# [Task goal]
Without the images, print all the entries below exactly as given.

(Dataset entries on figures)
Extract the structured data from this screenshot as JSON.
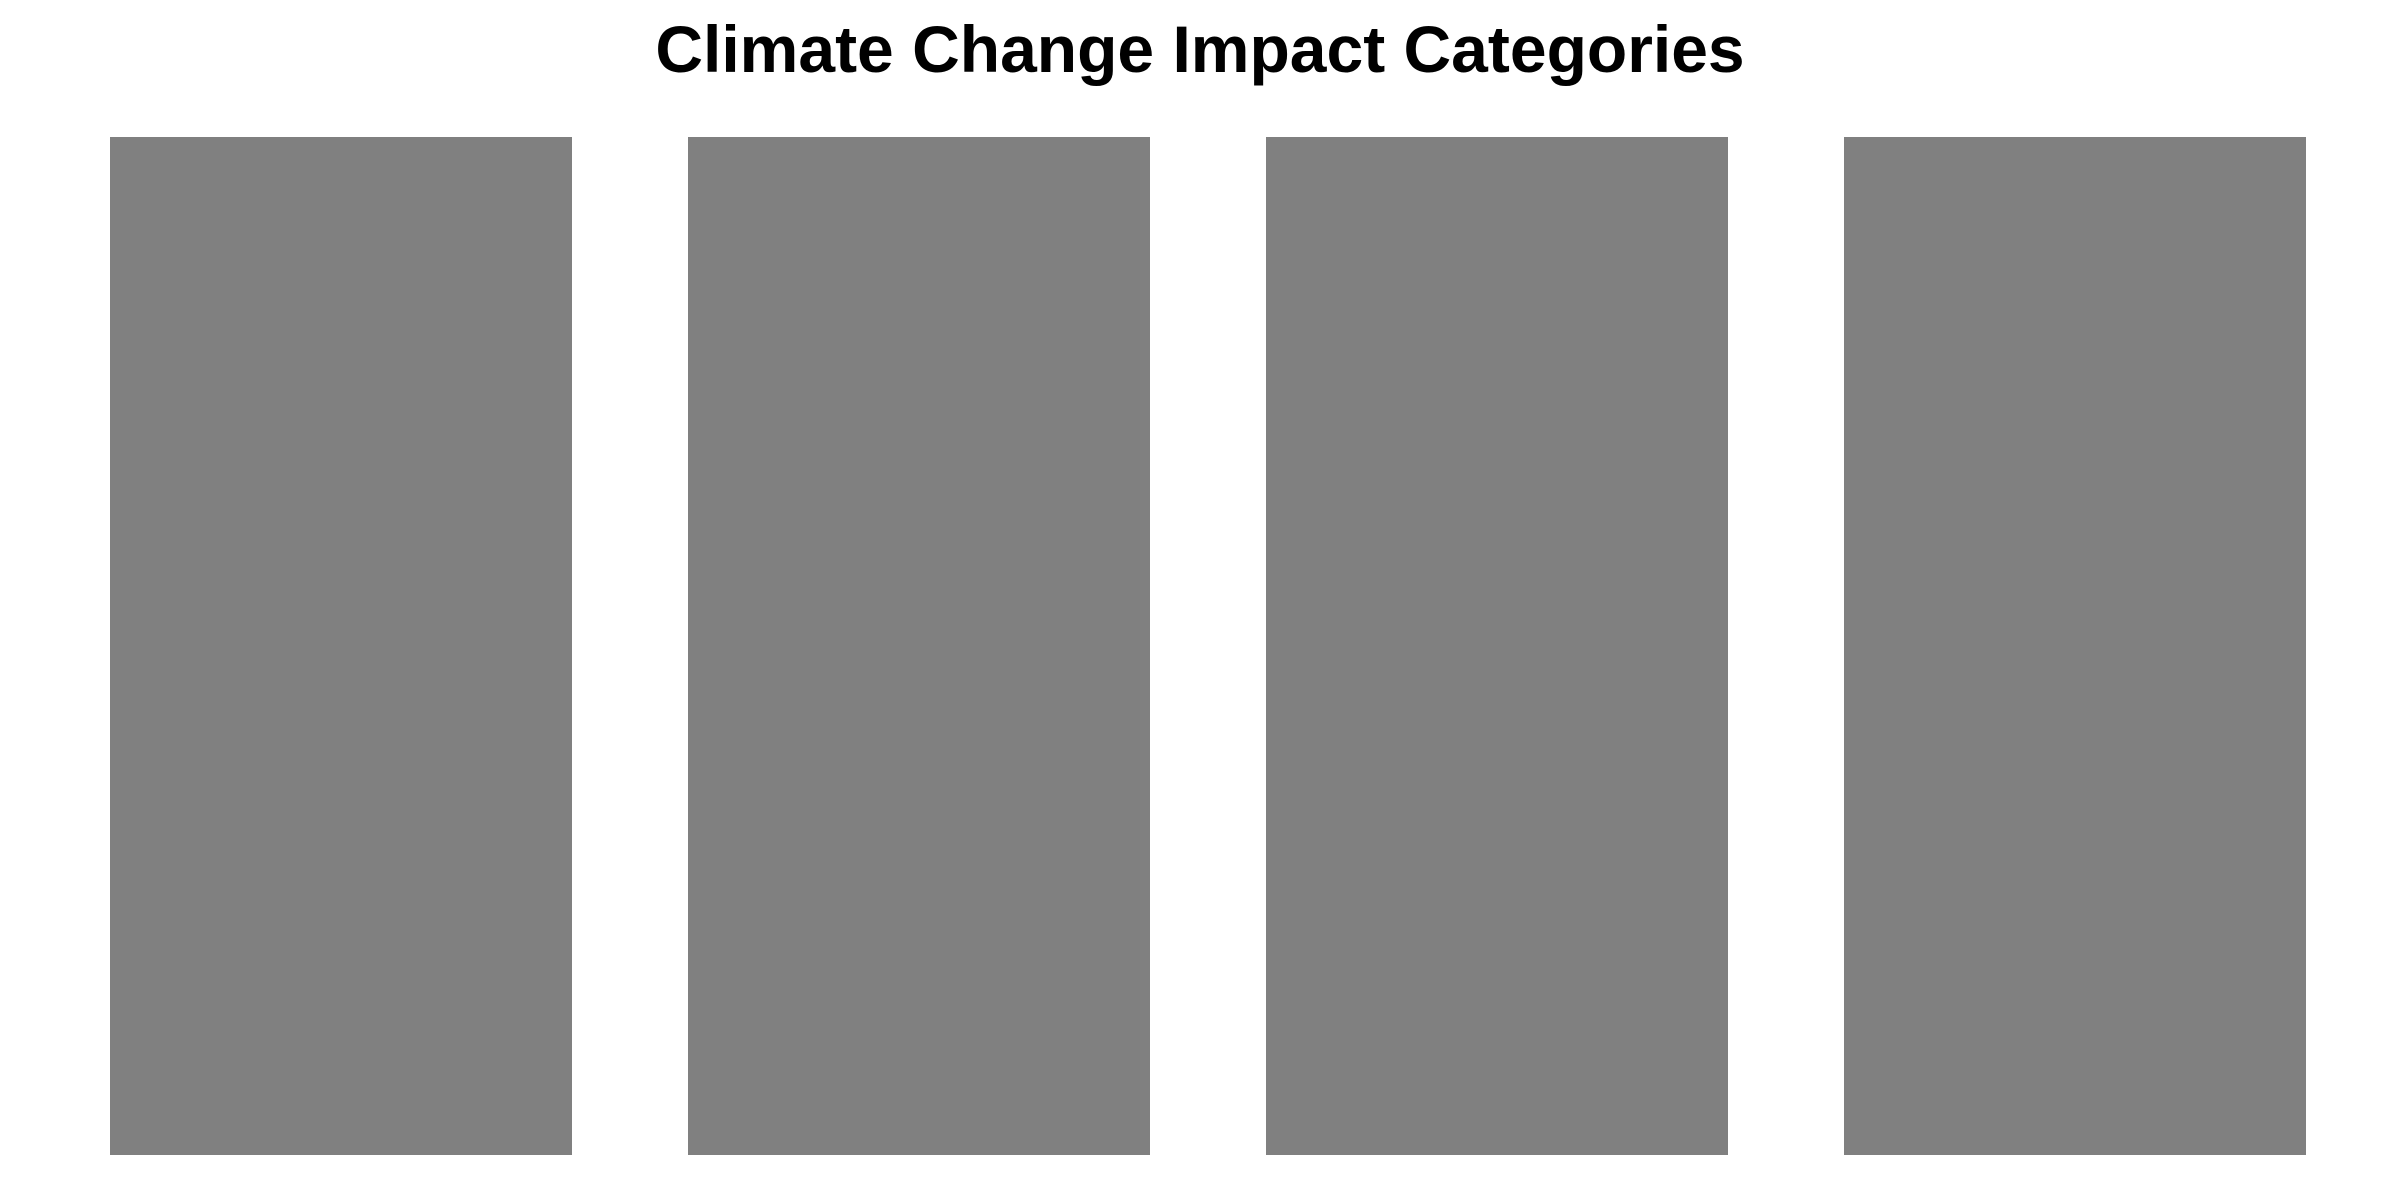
{
  "chart_data": {
    "type": "bar",
    "title": "Climate Change Impact Categories",
    "categories": [
      "",
      "",
      "",
      ""
    ],
    "values": [
      1,
      1,
      1,
      1
    ],
    "ylim": [
      0,
      1
    ],
    "bar_color": "#808080",
    "background": "#ffffff",
    "grid": false,
    "legend": "none"
  }
}
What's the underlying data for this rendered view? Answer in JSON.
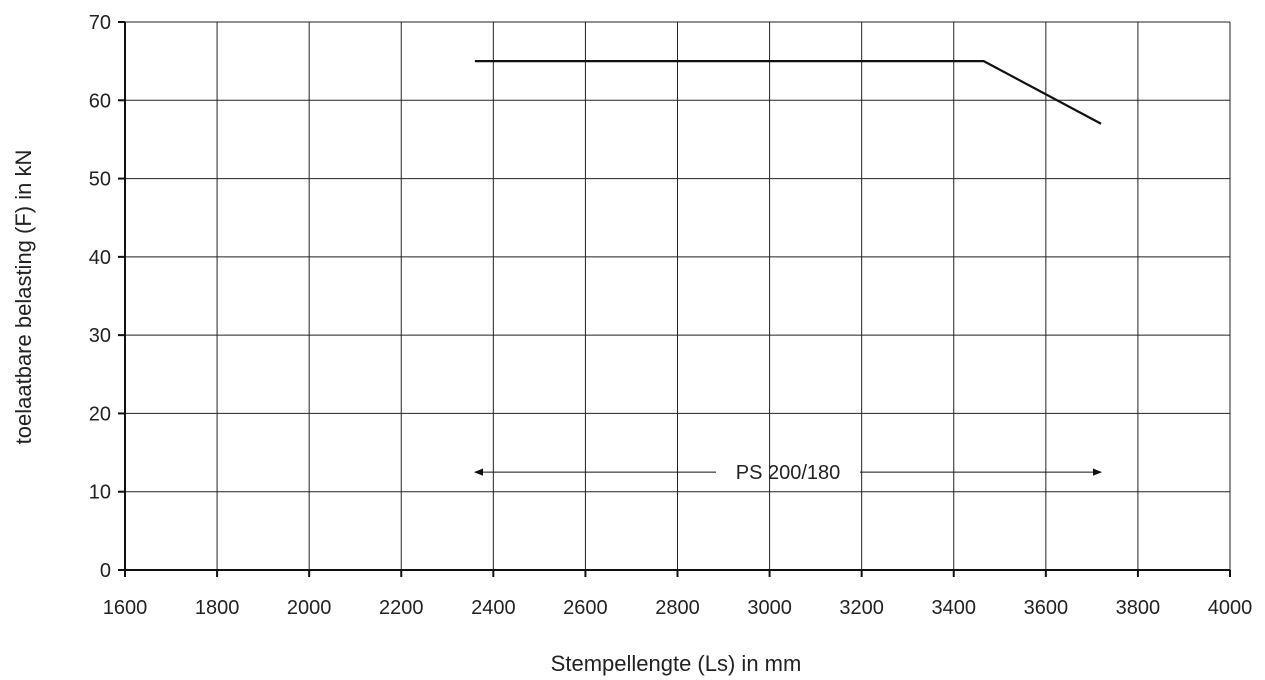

# [The output]
Extract the structured data from this screenshot as JSON.
{
  "chart_data": {
    "type": "bar",
    "title": "Climate Change Impact Categories",
    "categories": [
      "",
      "",
      "",
      ""
    ],
    "values": [
      1,
      1,
      1,
      1
    ],
    "ylim": [
      0,
      1
    ],
    "bar_color": "#808080",
    "background": "#ffffff",
    "grid": false,
    "legend": "none"
  }
}
What's the underlying data for this rendered view? Answer in JSON.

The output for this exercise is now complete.